- _AUFGABE A_
Nenne die US-Bundesstaaten, in denen sich Trump laut dem Artikel über Trump und den Papst zuletzt in seiner Partei durchgesetzt hat.
- _AUFGABE B_
Übernimm einen Abschnitt aus dem Artikel über Trump und den Papst Wort für Wort. Fang bei den Worten „Zuletzt waren einige“ an und hör nach „Weigel und George.“ auf.

- _TEXTAUSZUG_

○ ○ ○

Innsbrucker Theologiedekan: Streit mit Papst schadete Trump nicht

Dem Rechtspopulisten Donald Trump hat die Auseinandersetzung mit Papst Franziskus im US-Vorwahlkampf nicht geschadet: Zu diesem Schluss kommt der Theologe Wolfgang Palaver im Interview.

 Innsbruck, 9.3.2016 (KAP) Dem Rechtspopulisten Donald Trump hat die Auseinandersetzung mit Papst Franziskus im US-Vorwahlkampf nicht geschadet: Zu diesem Schluss kommt der Theologe Wolfgang Palaver im Interview mit der Linzer Kirchenzeitung. Der umstrittene Geschäftsmann, der sich zuletzt in Mississippi, Michigan und Hawaii innerhalb seiner Partei durchsetzte, kanalisiere Ängste und suche Sündenböcke, so der Dekan der Katholisch-Theologischen Fakultät der Universität Innsbruck. Dass sein Verhalten im krassen Widerspruch zur Botschaft Jesu von Gewaltfreiheit, Frieden und Zugehen auf andere steht, interessiere die Menschen nicht - obwohl Religion in der US-Politik eine enorm wichtige Rolle spiele.

Der prominenteste Kritiker des Republikaners war Papst Franziskus selbst, der auf dem Rückflug von Mexiko vor mitreisenden Journalisten den von Trump befürworteten Ausbau der Grenzanlagen zwischen Mexiko und den USA mit den Worten kommentiert hatte: "Jemand, der nur daran denkt, Mauern (...) und keine Brücken zu bauen, ist nicht christlich." Trump reagierte daraufhin empört: "Wenn ein religiöses Oberhaupt den Glauben einer Einzelperson infrage stellt, ist das schändlich", hatte der Gescholtene via Facebook geschrieben.

Zuletzt waren einige konservative US-Katholiken auf Distanz zu Trump gegangen und hatten erklärt, der Immobilienmogul sei "offenkundig nicht für das Präsidentenamt geeignet", so die einflussreichen Wortführer der katholischen Konservativen, George Weigel und Robert George, im Magazin "National Review". Trump appelliere an rassistische Ängste und Vorurteile, die katholischem Empfinden ebenso zuwider liefen wie seine Äußerungen zum Einsatz von Foltermethoden bei mutmaßlichen Terroristen. Trumps bisheriges Auftreten sowie seine Wahlkampagne zeugten nicht von Weitsicht und Größe, sondern förderten lediglich "einen weiteren Verfall unser Politik und Kultur", so das Urteil von Weigel und George.

○ ○ ○

- _ANGEZEIGTE INFORMATIONEN_
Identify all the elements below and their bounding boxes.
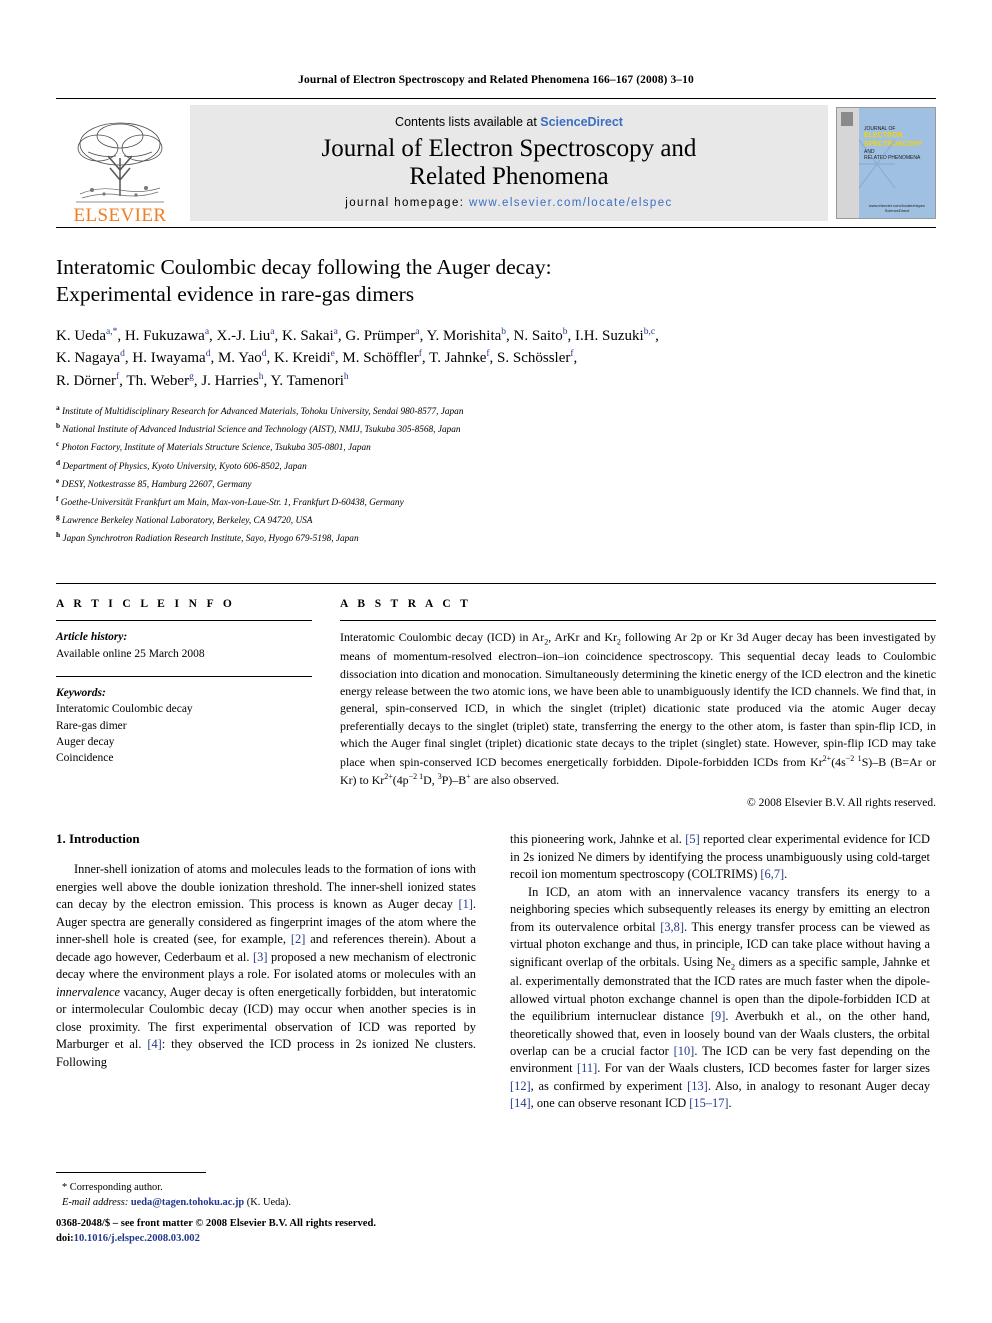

○ ○ ○

- _SCHRIFTLICHE LÖSUNG A_
Mississippi, Michigan, Hawaii

- _SCHRIFTLICHE LÖSUNG B_
Zuletzt waren einige konservative US-Katholiken auf Distanz zu Trump gegangen und hatten erklärt, der Immobilienmogul sei "offenkundig nicht für das Präsidentenamt geeignet", so die einflussreichen Wortführer der katholischen Konservativen, George Weigel und Robert George, im Magazin "National Review". Trump appelliere an rassistische Ängste und Vorurteile, die katholischem Empfinden ebenso zuwider liefen wie seine Äußerungen zum Einsatz von Foltermethoden bei mutmaßlichen Terroristen. Trumps bisheriges Auftreten sowie seine Wahlkampagne zeugten nicht von Weitsicht und Größe, sondern förderten lediglich "einen weiteren Verfall unser Politik und Kultur", so das Urteil von Weigel und George.